→ **Task to complete**
Repeat every line of the listing below exactly, minus the pictures.

→ **Material for this task**
####
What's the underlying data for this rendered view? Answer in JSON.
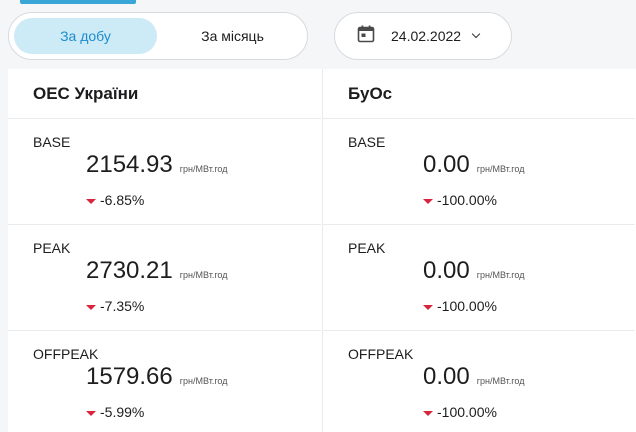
{
  "toolbar": {
    "period_day": "За добу",
    "period_month": "За місяць",
    "date": "24.02.2022",
    "calendar_icon": "calendar-icon"
  },
  "colors": {
    "accent": "#1d8ccc",
    "active_bg": "#cdeaf7",
    "negative": "#d8243c"
  },
  "markets": [
    {
      "title": "ОЕС України",
      "rows": [
        {
          "label": "BASE",
          "value": "2154.93",
          "unit": "грн/МВт.год",
          "change": "-6.85%"
        },
        {
          "label": "PEAK",
          "value": "2730.21",
          "unit": "грн/МВт.год",
          "change": "-7.35%"
        },
        {
          "label": "OFFPEAK",
          "value": "1579.66",
          "unit": "грн/МВт.год",
          "change": "-5.99%"
        }
      ]
    },
    {
      "title": "БуОс",
      "rows": [
        {
          "label": "BASE",
          "value": "0.00",
          "unit": "грн/МВт.год",
          "change": "-100.00%"
        },
        {
          "label": "PEAK",
          "value": "0.00",
          "unit": "грн/МВт.год",
          "change": "-100.00%"
        },
        {
          "label": "OFFPEAK",
          "value": "0.00",
          "unit": "грн/МВт.год",
          "change": "-100.00%"
        }
      ]
    }
  ]
}
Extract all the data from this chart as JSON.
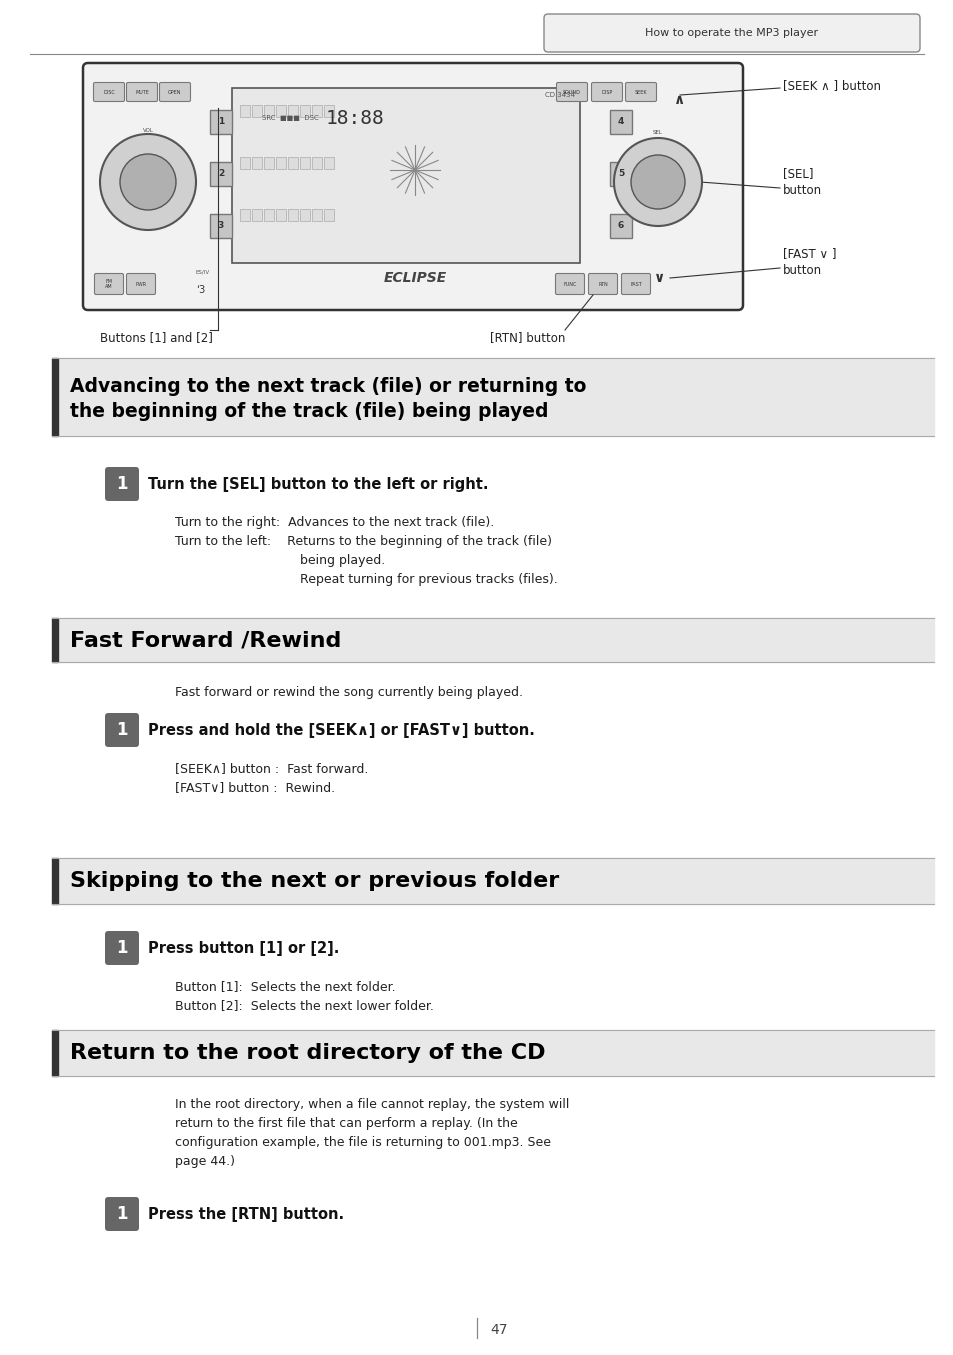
{
  "page_bg": "#ffffff",
  "header_tab_text": "How to operate the MP3 player",
  "header_tab_bg": "#f0f0f0",
  "header_tab_border": "#888888",
  "top_line_color": "#555555",
  "seek_label": "[SEEK ∧ ] button",
  "sel_label": "[SEL]\nbutton",
  "fast_label": "[FAST ∨ ]\nbutton",
  "buttons12_label": "Buttons [1] and [2]",
  "rtn_label": "[RTN] button",
  "section1_title": "Advancing to the next track (file) or returning to\nthe beginning of the track (file) being played",
  "section1_step1_bold": "Turn the [SEL] button to the left or right.",
  "section1_detail1": "Turn to the right:  Advances to the next track (file).",
  "section1_detail2a": "Turn to the left:    Returns to the beginning of the track (file)",
  "section1_detail2b": "being played.",
  "section1_detail2c": "Repeat turning for previous tracks (files).",
  "section2_title": "Fast Forward /Rewind",
  "section2_intro": "Fast forward or rewind the song currently being played.",
  "section2_step1_bold": "Press and hold the [SEEK∧] or [FAST∨] button.",
  "section2_detail1": "[SEEK∧] button :  Fast forward.",
  "section2_detail2": "[FAST∨] button :  Rewind.",
  "section3_title": "Skipping to the next or previous folder",
  "section3_step1_bold": "Press button [1] or [2].",
  "section3_detail1": "Button [1]:  Selects the next folder.",
  "section3_detail2": "Button [2]:  Selects the next lower folder.",
  "section4_title": "Return to the root directory of the CD",
  "section4_intro1": "In the root directory, when a file cannot replay, the system will",
  "section4_intro2": "return to the first file that can perform a replay. (In the",
  "section4_intro3": "configuration example, the file is returning to 001.mp3. See",
  "section4_intro4": "page 44.)",
  "section4_step1_bold": "Press the [RTN] button.",
  "page_number": "47",
  "section_title_color": "#000000",
  "body_text_color": "#222222",
  "step_badge_color": "#666666",
  "step_badge_text_color": "#ffffff",
  "section_bar_color": "#333333",
  "section_title_bg": "#e8e8e8",
  "divider_color": "#aaaaaa"
}
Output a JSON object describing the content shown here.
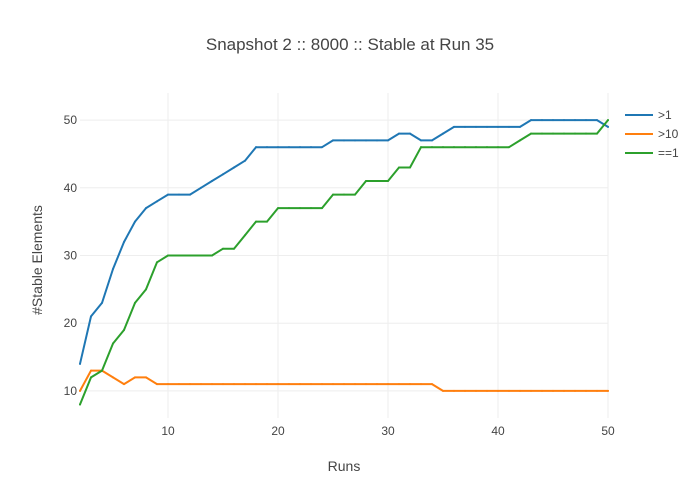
{
  "chart_data": {
    "type": "line",
    "title": "Snapshot 2 :: 8000 :: Stable at Run 35",
    "xlabel": "Runs",
    "ylabel": "#Stable Elements",
    "xlim": [
      2,
      50
    ],
    "ylim": [
      6,
      54
    ],
    "x_ticks": [
      10,
      20,
      30,
      40,
      50
    ],
    "y_ticks": [
      10,
      20,
      30,
      40,
      50
    ],
    "grid": true,
    "legend_position": "top-right",
    "x": [
      2,
      3,
      4,
      5,
      6,
      7,
      8,
      9,
      10,
      11,
      12,
      13,
      14,
      15,
      16,
      17,
      18,
      19,
      20,
      21,
      22,
      23,
      24,
      25,
      26,
      27,
      28,
      29,
      30,
      31,
      32,
      33,
      34,
      35,
      36,
      37,
      38,
      39,
      40,
      41,
      42,
      43,
      44,
      45,
      46,
      47,
      48,
      49,
      50
    ],
    "series": [
      {
        "name": ">1",
        "color": "#1f77b4",
        "values": [
          14,
          21,
          23,
          28,
          32,
          35,
          37,
          38,
          39,
          39,
          39,
          40,
          41,
          42,
          43,
          44,
          46,
          46,
          46,
          46,
          46,
          46,
          46,
          47,
          47,
          47,
          47,
          47,
          47,
          48,
          48,
          47,
          47,
          48,
          49,
          49,
          49,
          49,
          49,
          49,
          49,
          50,
          50,
          50,
          50,
          50,
          50,
          50,
          49
        ]
      },
      {
        "name": ">10",
        "color": "#ff7f0e",
        "values": [
          10,
          13,
          13,
          12,
          11,
          12,
          12,
          11,
          11,
          11,
          11,
          11,
          11,
          11,
          11,
          11,
          11,
          11,
          11,
          11,
          11,
          11,
          11,
          11,
          11,
          11,
          11,
          11,
          11,
          11,
          11,
          11,
          11,
          10,
          10,
          10,
          10,
          10,
          10,
          10,
          10,
          10,
          10,
          10,
          10,
          10,
          10,
          10,
          10
        ]
      },
      {
        "name": "==1",
        "color": "#2ca02c",
        "values": [
          8,
          12,
          13,
          17,
          19,
          23,
          25,
          29,
          30,
          30,
          30,
          30,
          30,
          31,
          31,
          33,
          35,
          35,
          37,
          37,
          37,
          37,
          37,
          39,
          39,
          39,
          41,
          41,
          41,
          43,
          43,
          46,
          46,
          46,
          46,
          46,
          46,
          46,
          46,
          46,
          47,
          48,
          48,
          48,
          48,
          48,
          48,
          48,
          50
        ]
      }
    ]
  }
}
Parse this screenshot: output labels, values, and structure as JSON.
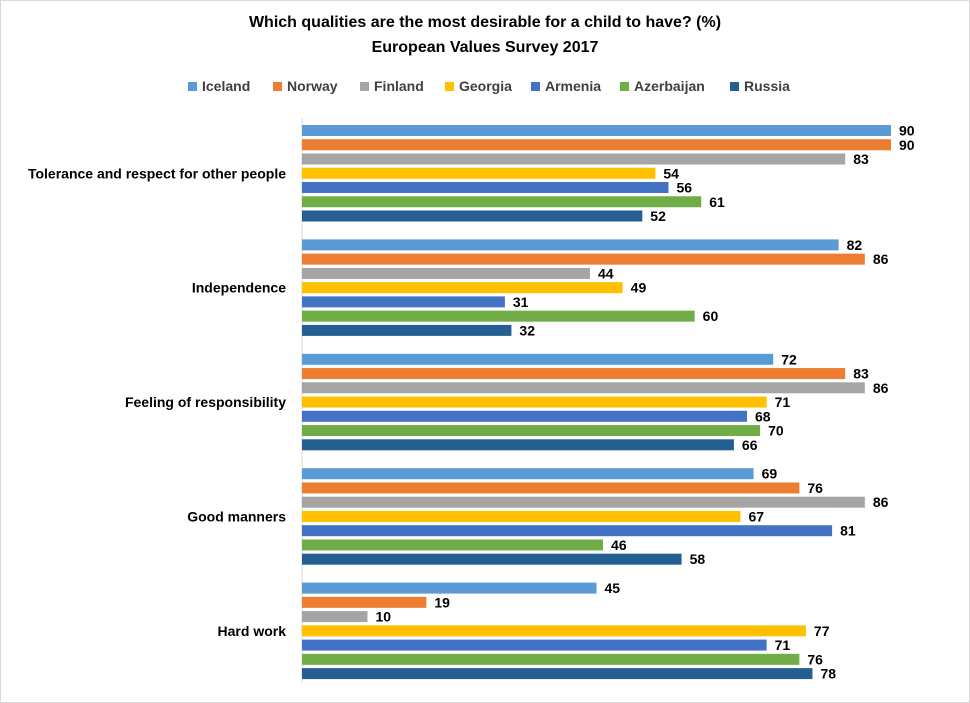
{
  "chart_data": {
    "type": "bar",
    "orientation": "horizontal",
    "title": "Which qualities are the most desirable for a child to have? (%)",
    "subtitle": "European Values Survey 2017",
    "xlabel": "",
    "ylabel": "",
    "xlim": [
      0,
      90
    ],
    "grid": false,
    "legend_position": "top",
    "categories": [
      "Tolerance and respect for other people",
      "Independence",
      "Feeling of responsibility",
      "Good manners",
      "Hard work"
    ],
    "series": [
      {
        "name": "Iceland",
        "color": "#5B9BD5",
        "values": [
          90,
          82,
          72,
          69,
          45
        ]
      },
      {
        "name": "Norway",
        "color": "#ED7D31",
        "values": [
          90,
          86,
          83,
          76,
          19
        ]
      },
      {
        "name": "Finland",
        "color": "#A5A5A5",
        "values": [
          83,
          44,
          86,
          86,
          10
        ]
      },
      {
        "name": "Georgia",
        "color": "#FFC000",
        "values": [
          54,
          49,
          71,
          67,
          77
        ]
      },
      {
        "name": "Armenia",
        "color": "#4472C4",
        "values": [
          56,
          31,
          68,
          81,
          71
        ]
      },
      {
        "name": "Azerbaijan",
        "color": "#70AD47",
        "values": [
          61,
          60,
          70,
          46,
          76
        ]
      },
      {
        "name": "Russia",
        "color": "#255E91",
        "values": [
          52,
          32,
          66,
          58,
          78
        ]
      }
    ]
  }
}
####
→ **Solution to this exercise**
What's the underlying data for this rendered view? Answer in JSON.
{
  "toolbar": {
    "period_day": "За добу",
    "period_month": "За місяць",
    "date": "24.02.2022",
    "calendar_icon": "calendar-icon"
  },
  "colors": {
    "accent": "#1d8ccc",
    "active_bg": "#cdeaf7",
    "negative": "#d8243c"
  },
  "markets": [
    {
      "title": "ОЕС України",
      "rows": [
        {
          "label": "BASE",
          "value": "2154.93",
          "unit": "грн/МВт.год",
          "change": "-6.85%"
        },
        {
          "label": "PEAK",
          "value": "2730.21",
          "unit": "грн/МВт.год",
          "change": "-7.35%"
        },
        {
          "label": "OFFPEAK",
          "value": "1579.66",
          "unit": "грн/МВт.год",
          "change": "-5.99%"
        }
      ]
    },
    {
      "title": "БуОс",
      "rows": [
        {
          "label": "BASE",
          "value": "0.00",
          "unit": "грн/МВт.год",
          "change": "-100.00%"
        },
        {
          "label": "PEAK",
          "value": "0.00",
          "unit": "грн/МВт.год",
          "change": "-100.00%"
        },
        {
          "label": "OFFPEAK",
          "value": "0.00",
          "unit": "грн/МВт.год",
          "change": "-100.00%"
        }
      ]
    }
  ]
}
Extract all the data from this chart as JSON.
{
  "page_bg": "#ffffff",
  "header_tab_text": "How to operate the MP3 player",
  "header_tab_bg": "#f0f0f0",
  "header_tab_border": "#888888",
  "top_line_color": "#555555",
  "seek_label": "[SEEK ∧ ] button",
  "sel_label": "[SEL]\nbutton",
  "fast_label": "[FAST ∨ ]\nbutton",
  "buttons12_label": "Buttons [1] and [2]",
  "rtn_label": "[RTN] button",
  "section1_title": "Advancing to the next track (file) or returning to\nthe beginning of the track (file) being played",
  "section1_step1_bold": "Turn the [SEL] button to the left or right.",
  "section1_detail1": "Turn to the right:  Advances to the next track (file).",
  "section1_detail2a": "Turn to the left:    Returns to the beginning of the track (file)",
  "section1_detail2b": "being played.",
  "section1_detail2c": "Repeat turning for previous tracks (files).",
  "section2_title": "Fast Forward /Rewind",
  "section2_intro": "Fast forward or rewind the song currently being played.",
  "section2_step1_bold": "Press and hold the [SEEK∧] or [FAST∨] button.",
  "section2_detail1": "[SEEK∧] button :  Fast forward.",
  "section2_detail2": "[FAST∨] button :  Rewind.",
  "section3_title": "Skipping to the next or previous folder",
  "section3_step1_bold": "Press button [1] or [2].",
  "section3_detail1": "Button [1]:  Selects the next folder.",
  "section3_detail2": "Button [2]:  Selects the next lower folder.",
  "section4_title": "Return to the root directory of the CD",
  "section4_intro1": "In the root directory, when a file cannot replay, the system will",
  "section4_intro2": "return to the first file that can perform a replay. (In the",
  "section4_intro3": "configuration example, the file is returning to 001.mp3. See",
  "section4_intro4": "page 44.)",
  "section4_step1_bold": "Press the [RTN] button.",
  "page_number": "47",
  "section_title_color": "#000000",
  "body_text_color": "#222222",
  "step_badge_color": "#666666",
  "step_badge_text_color": "#ffffff",
  "section_bar_color": "#333333",
  "section_title_bg": "#e8e8e8",
  "divider_color": "#aaaaaa"
}
Output a JSON object describing the content shown here.
{
  "chart_data": {
    "type": "line",
    "title": "Snapshot 2 :: 8000 :: Stable at Run 35",
    "xlabel": "Runs",
    "ylabel": "#Stable Elements",
    "xlim": [
      2,
      50
    ],
    "ylim": [
      6,
      54
    ],
    "x_ticks": [
      10,
      20,
      30,
      40,
      50
    ],
    "y_ticks": [
      10,
      20,
      30,
      40,
      50
    ],
    "grid": true,
    "legend_position": "top-right",
    "x": [
      2,
      3,
      4,
      5,
      6,
      7,
      8,
      9,
      10,
      11,
      12,
      13,
      14,
      15,
      16,
      17,
      18,
      19,
      20,
      21,
      22,
      23,
      24,
      25,
      26,
      27,
      28,
      29,
      30,
      31,
      32,
      33,
      34,
      35,
      36,
      37,
      38,
      39,
      40,
      41,
      42,
      43,
      44,
      45,
      46,
      47,
      48,
      49,
      50
    ],
    "series": [
      {
        "name": ">1",
        "color": "#1f77b4",
        "values": [
          14,
          21,
          23,
          28,
          32,
          35,
          37,
          38,
          39,
          39,
          39,
          40,
          41,
          42,
          43,
          44,
          46,
          46,
          46,
          46,
          46,
          46,
          46,
          47,
          47,
          47,
          47,
          47,
          47,
          48,
          48,
          47,
          47,
          48,
          49,
          49,
          49,
          49,
          49,
          49,
          49,
          50,
          50,
          50,
          50,
          50,
          50,
          50,
          49
        ]
      },
      {
        "name": ">10",
        "color": "#ff7f0e",
        "values": [
          10,
          13,
          13,
          12,
          11,
          12,
          12,
          11,
          11,
          11,
          11,
          11,
          11,
          11,
          11,
          11,
          11,
          11,
          11,
          11,
          11,
          11,
          11,
          11,
          11,
          11,
          11,
          11,
          11,
          11,
          11,
          11,
          11,
          10,
          10,
          10,
          10,
          10,
          10,
          10,
          10,
          10,
          10,
          10,
          10,
          10,
          10,
          10,
          10
        ]
      },
      {
        "name": "==1",
        "color": "#2ca02c",
        "values": [
          8,
          12,
          13,
          17,
          19,
          23,
          25,
          29,
          30,
          30,
          30,
          30,
          30,
          31,
          31,
          33,
          35,
          35,
          37,
          37,
          37,
          37,
          37,
          39,
          39,
          39,
          41,
          41,
          41,
          43,
          43,
          46,
          46,
          46,
          46,
          46,
          46,
          46,
          46,
          46,
          47,
          48,
          48,
          48,
          48,
          48,
          48,
          48,
          50
        ]
      }
    ]
  }
}
Parse this screenshot: output labels, values, and structure as JSON.
{
  "chart_data": {
    "type": "bar",
    "orientation": "horizontal",
    "title": "Which qualities are the most desirable for a child to have? (%)",
    "subtitle": "European Values Survey 2017",
    "xlabel": "",
    "ylabel": "",
    "xlim": [
      0,
      90
    ],
    "grid": false,
    "legend_position": "top",
    "categories": [
      "Tolerance and respect for other people",
      "Independence",
      "Feeling of responsibility",
      "Good manners",
      "Hard work"
    ],
    "series": [
      {
        "name": "Iceland",
        "color": "#5B9BD5",
        "values": [
          90,
          82,
          72,
          69,
          45
        ]
      },
      {
        "name": "Norway",
        "color": "#ED7D31",
        "values": [
          90,
          86,
          83,
          76,
          19
        ]
      },
      {
        "name": "Finland",
        "color": "#A5A5A5",
        "values": [
          83,
          44,
          86,
          86,
          10
        ]
      },
      {
        "name": "Georgia",
        "color": "#FFC000",
        "values": [
          54,
          49,
          71,
          67,
          77
        ]
      },
      {
        "name": "Armenia",
        "color": "#4472C4",
        "values": [
          56,
          31,
          68,
          81,
          71
        ]
      },
      {
        "name": "Azerbaijan",
        "color": "#70AD47",
        "values": [
          61,
          60,
          70,
          46,
          76
        ]
      },
      {
        "name": "Russia",
        "color": "#255E91",
        "values": [
          52,
          32,
          66,
          58,
          78
        ]
      }
    ]
  }
}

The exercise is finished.